* THE PROBLEM *
Look through the data below. Collect every line where the word "мероприятий" occurs.

* SUPPLIED RECORDS *
— start —
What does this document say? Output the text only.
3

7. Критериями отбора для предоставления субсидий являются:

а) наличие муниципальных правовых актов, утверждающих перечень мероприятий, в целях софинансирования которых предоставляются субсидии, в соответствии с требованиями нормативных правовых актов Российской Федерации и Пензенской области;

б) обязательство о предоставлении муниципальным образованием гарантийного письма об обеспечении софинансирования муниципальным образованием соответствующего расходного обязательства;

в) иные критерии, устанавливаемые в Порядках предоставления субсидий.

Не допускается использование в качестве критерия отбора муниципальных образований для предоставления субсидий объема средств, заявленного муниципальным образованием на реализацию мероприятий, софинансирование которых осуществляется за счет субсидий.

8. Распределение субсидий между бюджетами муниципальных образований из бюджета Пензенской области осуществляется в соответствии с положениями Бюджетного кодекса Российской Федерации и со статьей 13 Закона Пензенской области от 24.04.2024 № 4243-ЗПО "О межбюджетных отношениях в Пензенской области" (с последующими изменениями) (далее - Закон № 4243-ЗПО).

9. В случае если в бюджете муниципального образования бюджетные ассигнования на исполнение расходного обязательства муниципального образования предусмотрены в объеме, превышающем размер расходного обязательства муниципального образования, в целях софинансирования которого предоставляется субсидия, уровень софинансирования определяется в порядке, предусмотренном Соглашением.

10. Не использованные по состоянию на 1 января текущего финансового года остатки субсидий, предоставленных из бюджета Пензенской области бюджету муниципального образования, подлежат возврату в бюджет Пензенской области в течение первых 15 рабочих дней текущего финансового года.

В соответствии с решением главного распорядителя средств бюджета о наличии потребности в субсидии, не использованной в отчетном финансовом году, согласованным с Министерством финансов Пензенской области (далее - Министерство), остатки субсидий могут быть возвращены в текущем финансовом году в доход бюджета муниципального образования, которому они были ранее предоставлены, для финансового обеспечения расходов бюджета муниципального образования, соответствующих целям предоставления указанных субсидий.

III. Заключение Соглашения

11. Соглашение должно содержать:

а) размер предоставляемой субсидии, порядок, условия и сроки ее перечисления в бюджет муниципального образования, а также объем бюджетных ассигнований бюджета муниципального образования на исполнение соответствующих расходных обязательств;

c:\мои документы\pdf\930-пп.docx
— end —
* FULL OUTPUT *
а) наличие муниципальных правовых актов, утверждающих перечень мероприятий, в целях софинансирования которых предоставляются субсидии, в соответствии с требованиями нормативных правовых актов Российской Федерации и Пензенской области;
Не допускается использование в качестве критерия отбора муниципальных образований для предоставления субсидий объема средств, заявленного муниципальным образованием на реализацию мероприятий, софинансирование которых осуществляется за счет субсидий.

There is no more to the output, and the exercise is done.